Records from a collection of figures
● ● ● ● ● ● ●
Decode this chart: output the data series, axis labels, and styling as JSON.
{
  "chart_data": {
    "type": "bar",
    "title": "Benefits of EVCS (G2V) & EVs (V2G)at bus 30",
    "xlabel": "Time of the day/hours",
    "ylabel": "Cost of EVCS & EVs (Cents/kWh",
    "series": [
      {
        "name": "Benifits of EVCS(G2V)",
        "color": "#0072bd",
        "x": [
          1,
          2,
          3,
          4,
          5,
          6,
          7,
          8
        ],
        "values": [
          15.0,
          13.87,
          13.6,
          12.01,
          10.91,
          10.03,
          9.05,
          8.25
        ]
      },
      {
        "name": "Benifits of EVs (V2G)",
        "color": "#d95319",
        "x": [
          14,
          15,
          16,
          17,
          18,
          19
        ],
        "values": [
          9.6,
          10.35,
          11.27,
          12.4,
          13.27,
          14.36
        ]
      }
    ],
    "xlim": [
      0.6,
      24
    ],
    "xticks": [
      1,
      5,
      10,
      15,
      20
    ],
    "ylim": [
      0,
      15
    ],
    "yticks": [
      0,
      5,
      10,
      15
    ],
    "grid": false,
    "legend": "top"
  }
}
● ● ● ● ● ● ●
■ GIVEN EXERCISE
Using the listing above, pull out all lines that hold the word "series".

■ ANSWER BELOW
Decode this chart: output the data series, axis labels, and styling as JSON.
    "series": [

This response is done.